■ **Supplied material**:
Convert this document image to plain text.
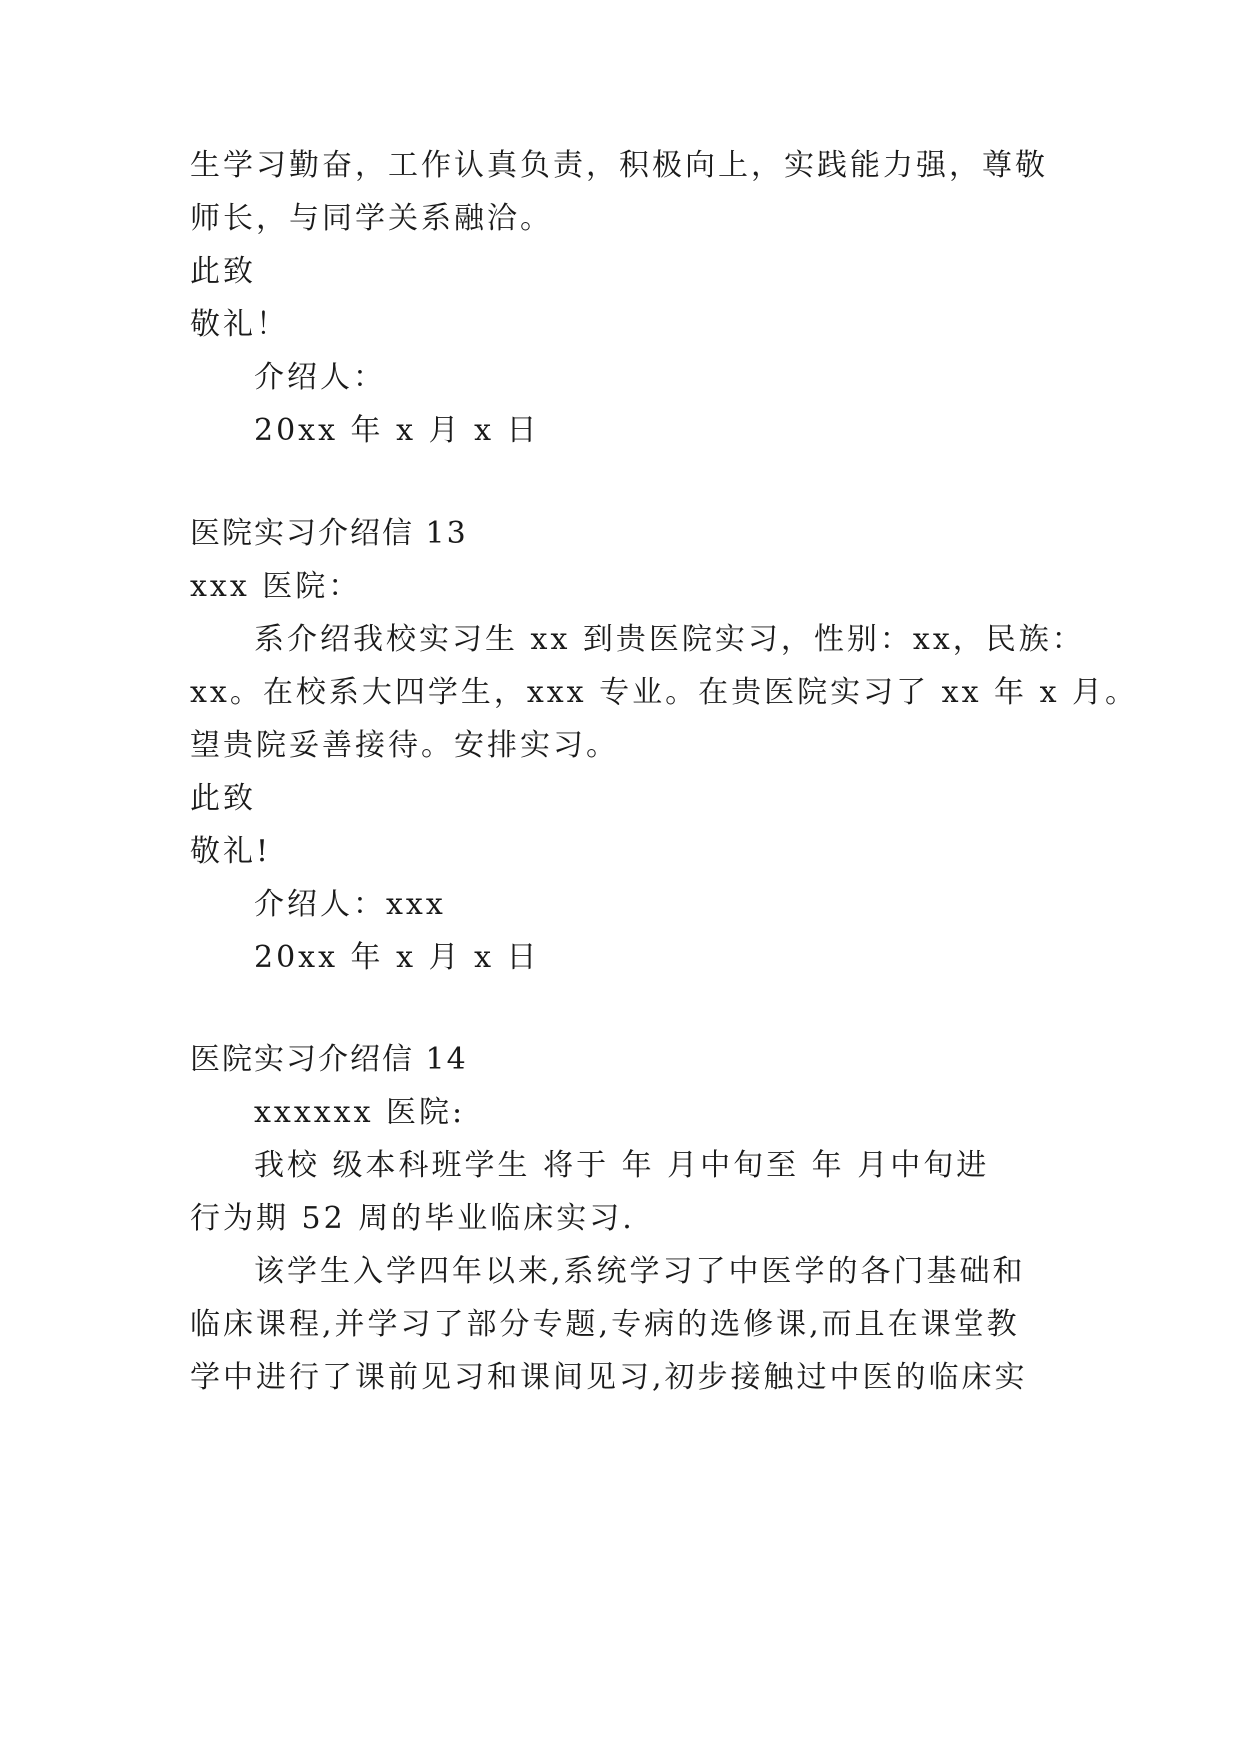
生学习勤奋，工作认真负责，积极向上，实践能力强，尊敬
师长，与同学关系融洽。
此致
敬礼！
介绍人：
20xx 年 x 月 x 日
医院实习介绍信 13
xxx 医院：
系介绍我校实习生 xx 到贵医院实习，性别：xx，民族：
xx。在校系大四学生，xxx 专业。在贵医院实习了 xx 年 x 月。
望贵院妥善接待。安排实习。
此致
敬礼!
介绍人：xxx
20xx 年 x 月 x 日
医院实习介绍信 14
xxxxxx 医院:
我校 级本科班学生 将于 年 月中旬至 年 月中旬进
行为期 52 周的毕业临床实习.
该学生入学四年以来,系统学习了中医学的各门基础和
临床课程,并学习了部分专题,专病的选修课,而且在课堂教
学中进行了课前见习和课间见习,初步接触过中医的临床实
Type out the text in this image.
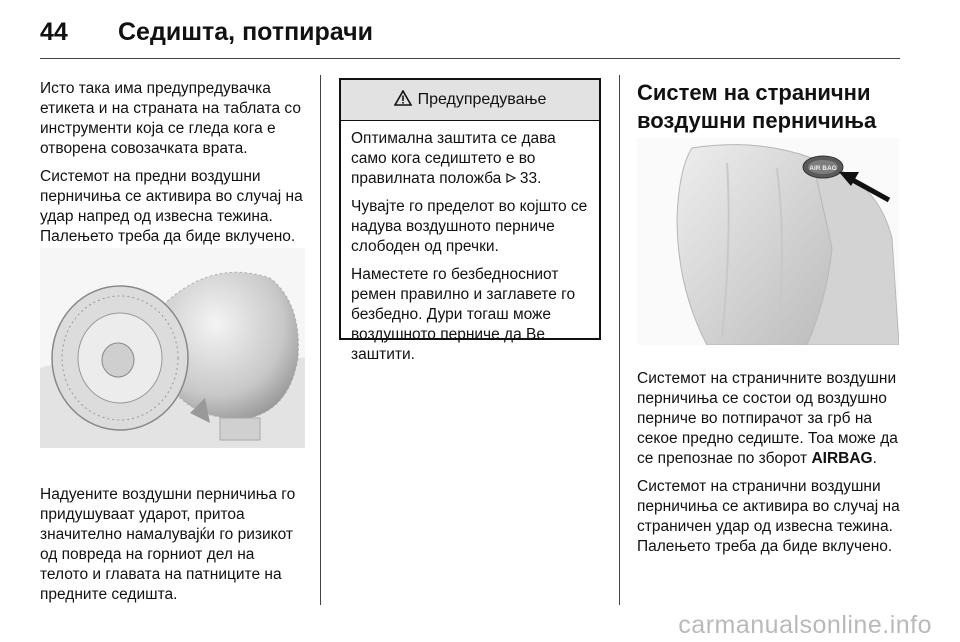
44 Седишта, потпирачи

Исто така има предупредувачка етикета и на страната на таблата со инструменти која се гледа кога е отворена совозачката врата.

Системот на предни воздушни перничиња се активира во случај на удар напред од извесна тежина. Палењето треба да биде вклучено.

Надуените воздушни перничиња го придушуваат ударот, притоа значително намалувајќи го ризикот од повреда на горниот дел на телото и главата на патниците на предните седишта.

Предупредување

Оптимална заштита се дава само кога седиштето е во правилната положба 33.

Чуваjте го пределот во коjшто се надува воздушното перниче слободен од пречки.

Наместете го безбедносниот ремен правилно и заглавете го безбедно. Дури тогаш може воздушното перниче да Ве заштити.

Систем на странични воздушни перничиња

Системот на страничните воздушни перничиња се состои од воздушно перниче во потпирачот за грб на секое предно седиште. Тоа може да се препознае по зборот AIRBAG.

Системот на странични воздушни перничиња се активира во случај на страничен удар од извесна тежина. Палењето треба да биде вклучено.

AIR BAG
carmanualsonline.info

■ **Description of the task**: Find each line in the records holding the string "this" and show it.

■ **Worked answer**:
Convert this document image to plain text.
Type out the text in this image.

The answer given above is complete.